• _Task details_: Below are records; count the lines in them that hold "this" and give only the count.

• _Materials provided_:
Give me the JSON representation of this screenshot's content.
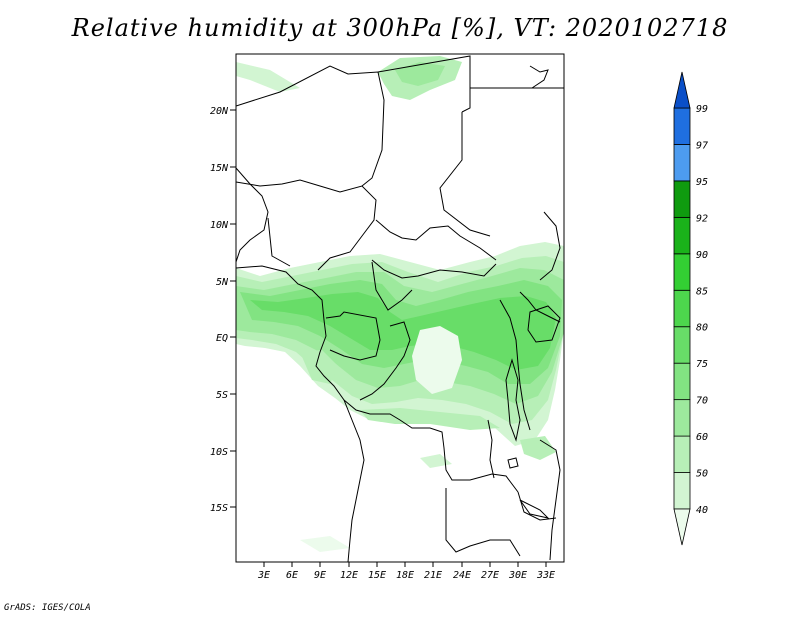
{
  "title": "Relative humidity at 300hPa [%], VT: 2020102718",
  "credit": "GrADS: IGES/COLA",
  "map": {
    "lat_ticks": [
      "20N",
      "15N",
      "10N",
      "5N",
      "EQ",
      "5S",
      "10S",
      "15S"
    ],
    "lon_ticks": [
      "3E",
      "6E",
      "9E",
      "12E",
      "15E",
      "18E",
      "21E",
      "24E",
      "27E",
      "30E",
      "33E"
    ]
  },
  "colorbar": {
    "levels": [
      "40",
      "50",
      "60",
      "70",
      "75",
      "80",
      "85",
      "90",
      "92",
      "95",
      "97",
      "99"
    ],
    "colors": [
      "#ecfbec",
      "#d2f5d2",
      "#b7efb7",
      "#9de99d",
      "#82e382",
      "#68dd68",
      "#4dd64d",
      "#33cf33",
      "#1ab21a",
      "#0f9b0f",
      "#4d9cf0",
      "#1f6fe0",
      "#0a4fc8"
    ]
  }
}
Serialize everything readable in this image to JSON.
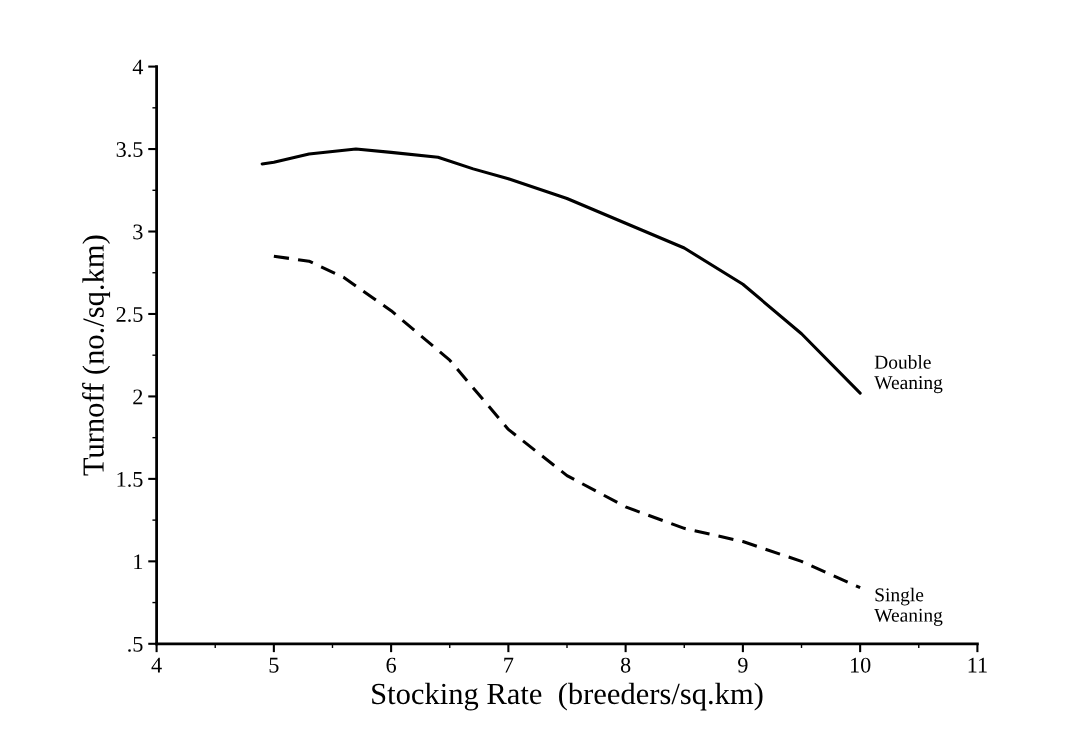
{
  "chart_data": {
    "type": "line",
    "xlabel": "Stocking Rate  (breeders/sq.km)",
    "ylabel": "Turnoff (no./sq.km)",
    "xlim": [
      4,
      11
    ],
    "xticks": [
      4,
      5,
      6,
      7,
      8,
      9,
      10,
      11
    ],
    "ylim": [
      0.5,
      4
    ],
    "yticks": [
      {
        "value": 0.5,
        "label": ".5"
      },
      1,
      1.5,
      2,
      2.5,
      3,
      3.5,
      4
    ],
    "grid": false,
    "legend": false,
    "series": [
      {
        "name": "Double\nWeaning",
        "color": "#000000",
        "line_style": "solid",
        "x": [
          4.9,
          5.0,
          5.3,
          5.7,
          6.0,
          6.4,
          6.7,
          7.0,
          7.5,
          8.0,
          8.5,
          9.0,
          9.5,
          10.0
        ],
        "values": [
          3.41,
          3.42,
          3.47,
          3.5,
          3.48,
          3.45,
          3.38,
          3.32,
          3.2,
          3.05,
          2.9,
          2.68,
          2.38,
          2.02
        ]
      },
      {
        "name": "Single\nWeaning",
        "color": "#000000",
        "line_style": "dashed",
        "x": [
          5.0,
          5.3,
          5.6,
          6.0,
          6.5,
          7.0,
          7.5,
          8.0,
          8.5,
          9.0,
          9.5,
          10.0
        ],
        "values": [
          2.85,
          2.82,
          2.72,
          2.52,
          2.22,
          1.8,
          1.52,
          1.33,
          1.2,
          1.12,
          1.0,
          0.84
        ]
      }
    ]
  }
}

---

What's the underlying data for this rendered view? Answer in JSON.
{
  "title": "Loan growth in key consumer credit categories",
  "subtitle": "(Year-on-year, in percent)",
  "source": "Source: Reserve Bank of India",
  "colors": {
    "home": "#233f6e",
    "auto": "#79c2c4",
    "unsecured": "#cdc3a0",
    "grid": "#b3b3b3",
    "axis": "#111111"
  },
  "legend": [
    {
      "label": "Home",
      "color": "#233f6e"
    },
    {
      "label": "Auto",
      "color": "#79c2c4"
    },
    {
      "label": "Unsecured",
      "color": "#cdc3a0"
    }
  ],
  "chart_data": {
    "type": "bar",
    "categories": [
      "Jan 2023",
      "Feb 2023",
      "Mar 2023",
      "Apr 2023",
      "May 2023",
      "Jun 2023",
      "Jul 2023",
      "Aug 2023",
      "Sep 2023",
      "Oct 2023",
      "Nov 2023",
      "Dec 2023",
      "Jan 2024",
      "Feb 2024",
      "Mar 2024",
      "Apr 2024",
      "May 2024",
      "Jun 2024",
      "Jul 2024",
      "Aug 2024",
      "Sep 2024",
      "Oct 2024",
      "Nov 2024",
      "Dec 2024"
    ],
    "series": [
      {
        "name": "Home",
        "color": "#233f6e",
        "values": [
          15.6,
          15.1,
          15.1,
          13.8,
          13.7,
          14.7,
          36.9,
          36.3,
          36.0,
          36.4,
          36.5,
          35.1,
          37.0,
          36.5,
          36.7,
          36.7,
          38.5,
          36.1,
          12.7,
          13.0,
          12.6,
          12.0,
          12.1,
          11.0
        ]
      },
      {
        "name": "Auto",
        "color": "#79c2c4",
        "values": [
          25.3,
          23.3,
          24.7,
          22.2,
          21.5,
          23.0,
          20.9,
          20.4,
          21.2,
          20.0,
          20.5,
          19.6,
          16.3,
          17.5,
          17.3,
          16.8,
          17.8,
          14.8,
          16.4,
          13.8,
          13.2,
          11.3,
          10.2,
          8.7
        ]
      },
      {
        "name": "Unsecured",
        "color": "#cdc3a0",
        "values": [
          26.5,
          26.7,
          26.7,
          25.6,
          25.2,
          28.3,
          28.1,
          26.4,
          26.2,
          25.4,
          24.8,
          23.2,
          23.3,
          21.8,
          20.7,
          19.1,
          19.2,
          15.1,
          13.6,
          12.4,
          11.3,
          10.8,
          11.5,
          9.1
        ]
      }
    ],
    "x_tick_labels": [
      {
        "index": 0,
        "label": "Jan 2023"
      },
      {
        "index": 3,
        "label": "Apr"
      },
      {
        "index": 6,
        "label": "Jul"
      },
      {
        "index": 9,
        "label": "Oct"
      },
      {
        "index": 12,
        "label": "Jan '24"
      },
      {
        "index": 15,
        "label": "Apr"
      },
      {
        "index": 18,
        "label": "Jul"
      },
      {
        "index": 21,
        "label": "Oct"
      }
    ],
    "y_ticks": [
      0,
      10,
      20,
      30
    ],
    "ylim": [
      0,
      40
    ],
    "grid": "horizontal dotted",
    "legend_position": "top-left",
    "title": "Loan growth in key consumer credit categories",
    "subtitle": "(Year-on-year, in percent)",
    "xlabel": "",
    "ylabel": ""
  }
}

• _Reply_: 3